■ **Material supplied**:
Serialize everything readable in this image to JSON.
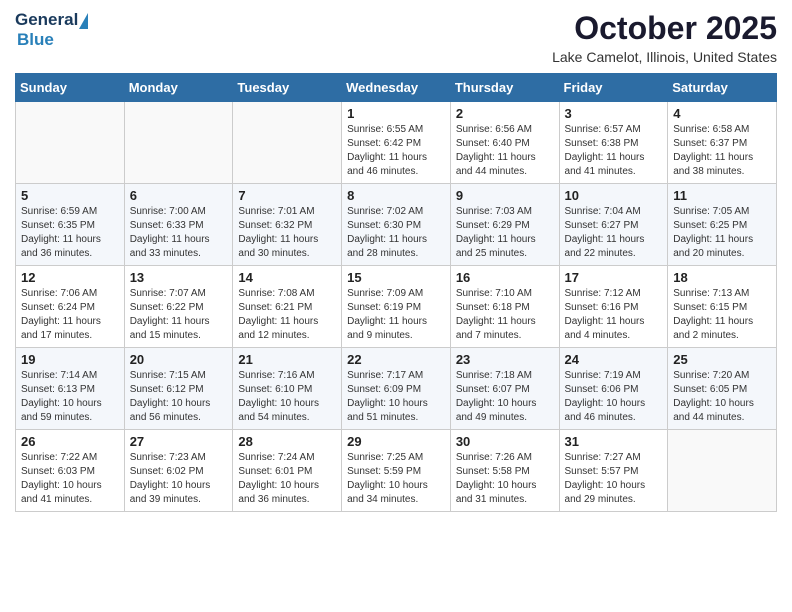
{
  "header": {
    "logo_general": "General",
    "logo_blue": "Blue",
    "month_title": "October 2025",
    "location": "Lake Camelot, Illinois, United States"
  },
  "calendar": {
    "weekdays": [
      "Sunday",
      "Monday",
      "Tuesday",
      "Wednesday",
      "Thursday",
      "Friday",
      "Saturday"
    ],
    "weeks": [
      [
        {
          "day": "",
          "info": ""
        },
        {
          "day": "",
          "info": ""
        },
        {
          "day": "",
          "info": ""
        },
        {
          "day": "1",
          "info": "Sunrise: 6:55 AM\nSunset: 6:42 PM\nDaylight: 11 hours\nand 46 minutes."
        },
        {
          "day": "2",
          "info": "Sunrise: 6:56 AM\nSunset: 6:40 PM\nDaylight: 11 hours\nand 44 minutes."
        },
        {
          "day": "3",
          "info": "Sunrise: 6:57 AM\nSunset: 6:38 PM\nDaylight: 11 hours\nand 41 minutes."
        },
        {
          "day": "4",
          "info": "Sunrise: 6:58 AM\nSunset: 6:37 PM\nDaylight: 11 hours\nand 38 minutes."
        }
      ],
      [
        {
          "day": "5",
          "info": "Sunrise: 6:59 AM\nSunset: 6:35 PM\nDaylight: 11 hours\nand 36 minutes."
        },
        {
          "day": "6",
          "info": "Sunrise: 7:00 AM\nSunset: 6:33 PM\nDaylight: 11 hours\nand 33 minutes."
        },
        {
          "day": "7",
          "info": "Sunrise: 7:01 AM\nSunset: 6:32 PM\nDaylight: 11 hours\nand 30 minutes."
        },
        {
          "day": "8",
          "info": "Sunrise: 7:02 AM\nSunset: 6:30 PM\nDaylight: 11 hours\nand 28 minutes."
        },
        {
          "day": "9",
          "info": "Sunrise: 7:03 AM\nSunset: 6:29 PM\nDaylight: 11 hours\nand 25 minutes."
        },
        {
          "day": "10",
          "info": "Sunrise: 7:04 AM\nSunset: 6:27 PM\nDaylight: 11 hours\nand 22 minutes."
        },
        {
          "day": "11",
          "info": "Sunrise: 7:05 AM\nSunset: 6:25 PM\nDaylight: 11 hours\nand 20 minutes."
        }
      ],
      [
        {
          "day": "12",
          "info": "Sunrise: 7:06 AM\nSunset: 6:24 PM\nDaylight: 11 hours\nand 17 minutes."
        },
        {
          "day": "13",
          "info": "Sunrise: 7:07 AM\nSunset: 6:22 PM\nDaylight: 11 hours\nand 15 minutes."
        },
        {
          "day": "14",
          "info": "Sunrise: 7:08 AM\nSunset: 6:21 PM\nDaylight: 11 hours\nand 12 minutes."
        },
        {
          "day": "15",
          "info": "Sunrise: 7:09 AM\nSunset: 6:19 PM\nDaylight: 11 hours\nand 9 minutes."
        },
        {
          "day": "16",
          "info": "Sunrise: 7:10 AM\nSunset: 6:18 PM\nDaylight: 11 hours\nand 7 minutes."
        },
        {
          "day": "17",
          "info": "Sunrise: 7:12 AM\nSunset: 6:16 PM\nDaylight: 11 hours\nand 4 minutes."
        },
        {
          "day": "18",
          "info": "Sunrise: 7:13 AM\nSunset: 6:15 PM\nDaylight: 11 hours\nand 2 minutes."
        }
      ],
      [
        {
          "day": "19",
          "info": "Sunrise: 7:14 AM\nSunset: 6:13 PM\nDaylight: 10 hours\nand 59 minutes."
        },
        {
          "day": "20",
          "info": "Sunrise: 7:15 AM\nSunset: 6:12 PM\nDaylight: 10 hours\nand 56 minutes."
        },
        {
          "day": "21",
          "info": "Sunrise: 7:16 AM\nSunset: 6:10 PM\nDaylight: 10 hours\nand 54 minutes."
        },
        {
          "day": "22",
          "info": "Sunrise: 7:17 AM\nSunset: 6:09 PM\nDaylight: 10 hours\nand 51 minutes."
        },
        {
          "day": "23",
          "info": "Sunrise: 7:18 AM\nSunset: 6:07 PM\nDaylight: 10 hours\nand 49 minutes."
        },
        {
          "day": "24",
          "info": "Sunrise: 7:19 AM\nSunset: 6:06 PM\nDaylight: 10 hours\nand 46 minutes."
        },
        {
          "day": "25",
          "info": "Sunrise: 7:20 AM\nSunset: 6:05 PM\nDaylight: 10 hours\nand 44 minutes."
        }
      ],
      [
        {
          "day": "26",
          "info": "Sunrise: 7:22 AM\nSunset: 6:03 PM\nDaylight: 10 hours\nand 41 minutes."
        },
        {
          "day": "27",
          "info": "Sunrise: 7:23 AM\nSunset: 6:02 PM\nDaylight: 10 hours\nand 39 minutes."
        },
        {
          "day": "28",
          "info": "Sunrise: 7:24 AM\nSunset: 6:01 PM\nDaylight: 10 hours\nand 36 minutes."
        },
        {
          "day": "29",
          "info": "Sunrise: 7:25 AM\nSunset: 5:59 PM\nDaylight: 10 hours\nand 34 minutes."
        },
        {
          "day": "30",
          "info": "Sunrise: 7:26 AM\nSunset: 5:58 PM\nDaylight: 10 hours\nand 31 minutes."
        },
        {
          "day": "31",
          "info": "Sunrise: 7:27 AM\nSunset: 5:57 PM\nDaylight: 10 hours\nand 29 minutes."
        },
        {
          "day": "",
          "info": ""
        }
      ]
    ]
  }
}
* * *
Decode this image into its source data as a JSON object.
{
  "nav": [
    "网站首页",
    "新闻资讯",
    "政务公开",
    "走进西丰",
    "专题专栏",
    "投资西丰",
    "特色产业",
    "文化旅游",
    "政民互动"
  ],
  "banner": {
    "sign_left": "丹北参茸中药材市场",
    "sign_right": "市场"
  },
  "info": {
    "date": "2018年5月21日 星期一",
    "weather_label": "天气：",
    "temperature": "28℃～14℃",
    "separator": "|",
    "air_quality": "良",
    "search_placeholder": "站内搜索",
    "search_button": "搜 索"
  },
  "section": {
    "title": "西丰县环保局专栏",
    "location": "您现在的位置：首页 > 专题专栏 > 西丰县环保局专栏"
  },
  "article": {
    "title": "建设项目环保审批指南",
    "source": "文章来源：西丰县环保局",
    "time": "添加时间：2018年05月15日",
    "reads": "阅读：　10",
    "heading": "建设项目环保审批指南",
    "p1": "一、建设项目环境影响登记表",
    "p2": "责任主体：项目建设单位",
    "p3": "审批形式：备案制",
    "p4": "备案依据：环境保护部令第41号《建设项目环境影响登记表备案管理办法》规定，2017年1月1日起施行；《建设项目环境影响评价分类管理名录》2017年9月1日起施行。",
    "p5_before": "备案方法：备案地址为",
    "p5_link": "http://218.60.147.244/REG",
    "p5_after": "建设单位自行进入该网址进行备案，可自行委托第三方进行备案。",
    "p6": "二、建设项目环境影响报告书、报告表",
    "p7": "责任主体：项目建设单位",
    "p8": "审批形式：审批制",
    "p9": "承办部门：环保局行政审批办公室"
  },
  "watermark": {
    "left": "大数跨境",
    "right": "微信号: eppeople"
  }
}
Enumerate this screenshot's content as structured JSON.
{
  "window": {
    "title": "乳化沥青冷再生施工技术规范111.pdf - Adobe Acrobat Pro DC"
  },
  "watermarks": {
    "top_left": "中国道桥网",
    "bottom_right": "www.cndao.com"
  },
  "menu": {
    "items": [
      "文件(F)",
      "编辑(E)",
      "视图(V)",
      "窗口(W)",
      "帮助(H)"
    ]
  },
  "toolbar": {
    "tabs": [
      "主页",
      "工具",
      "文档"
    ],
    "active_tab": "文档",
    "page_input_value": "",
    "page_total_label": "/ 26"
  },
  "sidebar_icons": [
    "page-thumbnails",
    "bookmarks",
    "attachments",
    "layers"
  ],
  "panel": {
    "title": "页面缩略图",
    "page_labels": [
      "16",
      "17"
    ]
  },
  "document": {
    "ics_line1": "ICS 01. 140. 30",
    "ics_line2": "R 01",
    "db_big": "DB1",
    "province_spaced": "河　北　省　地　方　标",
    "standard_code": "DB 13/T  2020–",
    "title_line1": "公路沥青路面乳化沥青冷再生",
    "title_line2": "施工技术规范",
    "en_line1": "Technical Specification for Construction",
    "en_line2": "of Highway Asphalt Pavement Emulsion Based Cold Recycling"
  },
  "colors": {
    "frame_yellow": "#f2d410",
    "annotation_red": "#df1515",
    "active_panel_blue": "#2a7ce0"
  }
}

■ **Task prompt**: Copy every line from the entries that contains the word "this".

■ **Final result**:
Serialize everything readable in this image to JSON.
Decode this image into its source data as a JSON object.
Enumerate this screenshot's content as structured JSON.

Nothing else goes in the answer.